Input material:

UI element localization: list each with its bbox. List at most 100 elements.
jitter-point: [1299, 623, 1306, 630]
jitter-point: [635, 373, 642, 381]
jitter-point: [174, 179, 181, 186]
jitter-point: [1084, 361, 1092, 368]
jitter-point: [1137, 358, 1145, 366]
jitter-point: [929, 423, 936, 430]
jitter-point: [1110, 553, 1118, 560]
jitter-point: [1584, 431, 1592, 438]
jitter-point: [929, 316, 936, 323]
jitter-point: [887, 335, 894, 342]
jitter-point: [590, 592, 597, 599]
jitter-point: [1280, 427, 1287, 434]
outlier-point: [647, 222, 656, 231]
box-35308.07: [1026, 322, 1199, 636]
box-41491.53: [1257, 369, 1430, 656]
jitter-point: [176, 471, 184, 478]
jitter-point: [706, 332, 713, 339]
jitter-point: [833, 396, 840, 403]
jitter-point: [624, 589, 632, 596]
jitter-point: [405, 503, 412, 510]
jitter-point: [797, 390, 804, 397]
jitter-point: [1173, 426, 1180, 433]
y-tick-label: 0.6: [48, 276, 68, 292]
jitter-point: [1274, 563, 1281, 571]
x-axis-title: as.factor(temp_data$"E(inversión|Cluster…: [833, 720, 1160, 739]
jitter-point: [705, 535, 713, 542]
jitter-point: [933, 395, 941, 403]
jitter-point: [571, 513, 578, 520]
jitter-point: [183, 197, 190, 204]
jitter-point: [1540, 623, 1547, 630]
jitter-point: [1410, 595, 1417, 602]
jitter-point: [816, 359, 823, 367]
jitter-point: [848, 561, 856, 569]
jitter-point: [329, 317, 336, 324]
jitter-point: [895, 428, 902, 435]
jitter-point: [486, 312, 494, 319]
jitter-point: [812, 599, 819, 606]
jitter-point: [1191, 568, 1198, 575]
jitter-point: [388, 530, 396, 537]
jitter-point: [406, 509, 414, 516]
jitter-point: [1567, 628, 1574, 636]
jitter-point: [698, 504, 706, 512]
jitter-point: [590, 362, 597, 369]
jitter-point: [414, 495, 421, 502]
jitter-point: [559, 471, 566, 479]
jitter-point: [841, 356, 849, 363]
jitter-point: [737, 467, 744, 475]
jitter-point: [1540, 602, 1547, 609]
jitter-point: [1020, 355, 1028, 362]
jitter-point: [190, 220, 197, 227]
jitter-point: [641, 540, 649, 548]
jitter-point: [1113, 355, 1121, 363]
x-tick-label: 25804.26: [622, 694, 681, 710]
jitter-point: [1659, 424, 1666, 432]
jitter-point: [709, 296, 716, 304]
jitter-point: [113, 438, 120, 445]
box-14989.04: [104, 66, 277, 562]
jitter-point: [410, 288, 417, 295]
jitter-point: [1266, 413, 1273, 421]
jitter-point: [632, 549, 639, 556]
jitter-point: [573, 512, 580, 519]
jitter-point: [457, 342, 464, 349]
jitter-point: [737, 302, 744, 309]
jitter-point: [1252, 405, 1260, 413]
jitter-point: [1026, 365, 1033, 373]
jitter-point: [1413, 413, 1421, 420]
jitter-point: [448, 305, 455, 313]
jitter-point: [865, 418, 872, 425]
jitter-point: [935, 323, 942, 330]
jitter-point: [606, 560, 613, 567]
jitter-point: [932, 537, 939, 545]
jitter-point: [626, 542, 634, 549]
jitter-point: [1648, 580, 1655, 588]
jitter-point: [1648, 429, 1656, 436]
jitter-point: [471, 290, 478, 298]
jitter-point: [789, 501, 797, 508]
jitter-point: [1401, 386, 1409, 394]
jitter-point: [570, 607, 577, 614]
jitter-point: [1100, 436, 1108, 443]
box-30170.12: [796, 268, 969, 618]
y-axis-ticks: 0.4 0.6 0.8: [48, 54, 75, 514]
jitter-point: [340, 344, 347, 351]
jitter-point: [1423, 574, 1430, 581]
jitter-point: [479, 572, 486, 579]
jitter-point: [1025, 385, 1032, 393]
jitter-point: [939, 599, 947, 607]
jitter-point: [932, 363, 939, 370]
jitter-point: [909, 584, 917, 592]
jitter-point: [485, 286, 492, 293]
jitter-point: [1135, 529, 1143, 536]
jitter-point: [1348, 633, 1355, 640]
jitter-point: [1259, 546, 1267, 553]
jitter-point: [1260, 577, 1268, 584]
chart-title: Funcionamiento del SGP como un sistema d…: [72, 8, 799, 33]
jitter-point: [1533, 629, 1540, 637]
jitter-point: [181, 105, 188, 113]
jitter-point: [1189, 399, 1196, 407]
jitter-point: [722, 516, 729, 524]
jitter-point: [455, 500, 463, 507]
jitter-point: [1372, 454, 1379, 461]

What you will do:
Please update the lines above by changing every "jitter-point" to "data-point" and leaving everything else as it is.

The reply:
UI element localization: list each with its bbox. List at most 100 elements.
data-point: [1299, 623, 1306, 630]
data-point: [635, 373, 642, 381]
data-point: [174, 179, 181, 186]
data-point: [1084, 361, 1092, 368]
data-point: [1137, 358, 1145, 366]
data-point: [929, 423, 936, 430]
data-point: [1110, 553, 1118, 560]
data-point: [1584, 431, 1592, 438]
data-point: [929, 316, 936, 323]
data-point: [887, 335, 894, 342]
data-point: [590, 592, 597, 599]
data-point: [1280, 427, 1287, 434]
outlier-point: [647, 222, 656, 231]
box-35308.07: [1026, 322, 1199, 636]
box-41491.53: [1257, 369, 1430, 656]
data-point: [176, 471, 184, 478]
data-point: [706, 332, 713, 339]
data-point: [833, 396, 840, 403]
data-point: [624, 589, 632, 596]
data-point: [405, 503, 412, 510]
data-point: [797, 390, 804, 397]
data-point: [1173, 426, 1180, 433]
y-tick-label: 0.6: [48, 276, 68, 292]
data-point: [1274, 563, 1281, 571]
x-axis-title: as.factor(temp_data$"E(inversión|Cluster…: [833, 720, 1160, 739]
data-point: [705, 535, 713, 542]
data-point: [933, 395, 941, 403]
data-point: [571, 513, 578, 520]
data-point: [183, 197, 190, 204]
data-point: [1540, 623, 1547, 630]
data-point: [1410, 595, 1417, 602]
data-point: [816, 359, 823, 367]
data-point: [848, 561, 856, 569]
data-point: [329, 317, 336, 324]
data-point: [895, 428, 902, 435]
data-point: [486, 312, 494, 319]
data-point: [812, 599, 819, 606]
data-point: [1191, 568, 1198, 575]
data-point: [388, 530, 396, 537]
data-point: [406, 509, 414, 516]
data-point: [1567, 628, 1574, 636]
data-point: [698, 504, 706, 512]
data-point: [590, 362, 597, 369]
data-point: [414, 495, 421, 502]
data-point: [559, 471, 566, 479]
data-point: [841, 356, 849, 363]
data-point: [737, 467, 744, 475]
data-point: [1540, 602, 1547, 609]
data-point: [1020, 355, 1028, 362]
data-point: [190, 220, 197, 227]
data-point: [641, 540, 649, 548]
data-point: [1113, 355, 1121, 363]
x-tick-label: 25804.26: [622, 694, 681, 710]
data-point: [1659, 424, 1666, 432]
data-point: [709, 296, 716, 304]
data-point: [113, 438, 120, 445]
box-14989.04: [104, 66, 277, 562]
data-point: [410, 288, 417, 295]
data-point: [1266, 413, 1273, 421]
data-point: [632, 549, 639, 556]
data-point: [573, 512, 580, 519]
data-point: [457, 342, 464, 349]
data-point: [737, 302, 744, 309]
data-point: [1252, 405, 1260, 413]
data-point: [1026, 365, 1033, 373]
data-point: [1413, 413, 1421, 420]
data-point: [448, 305, 455, 313]
data-point: [865, 418, 872, 425]
data-point: [935, 323, 942, 330]
data-point: [606, 560, 613, 567]
data-point: [932, 537, 939, 545]
data-point: [626, 542, 634, 549]
data-point: [1648, 580, 1655, 588]
data-point: [1648, 429, 1656, 436]
data-point: [471, 290, 478, 298]
data-point: [789, 501, 797, 508]
data-point: [1401, 386, 1409, 394]
data-point: [570, 607, 577, 614]
data-point: [1100, 436, 1108, 443]
box-30170.12: [796, 268, 969, 618]
y-axis-ticks: 0.4 0.6 0.8: [48, 54, 75, 514]
data-point: [340, 344, 347, 351]
data-point: [1423, 574, 1430, 581]
data-point: [479, 572, 486, 579]
data-point: [1025, 385, 1032, 393]
data-point: [939, 599, 947, 607]
data-point: [932, 363, 939, 370]
data-point: [909, 584, 917, 592]
data-point: [485, 286, 492, 293]
data-point: [1135, 529, 1143, 536]
data-point: [1348, 633, 1355, 640]
data-point: [1259, 546, 1267, 553]
data-point: [1260, 577, 1268, 584]
chart-title: Funcionamiento del SGP como un sistema d…: [72, 8, 799, 33]
data-point: [1533, 629, 1540, 637]
data-point: [181, 105, 188, 113]
data-point: [1189, 399, 1196, 407]
data-point: [722, 516, 729, 524]
data-point: [455, 500, 463, 507]
data-point: [1372, 454, 1379, 461]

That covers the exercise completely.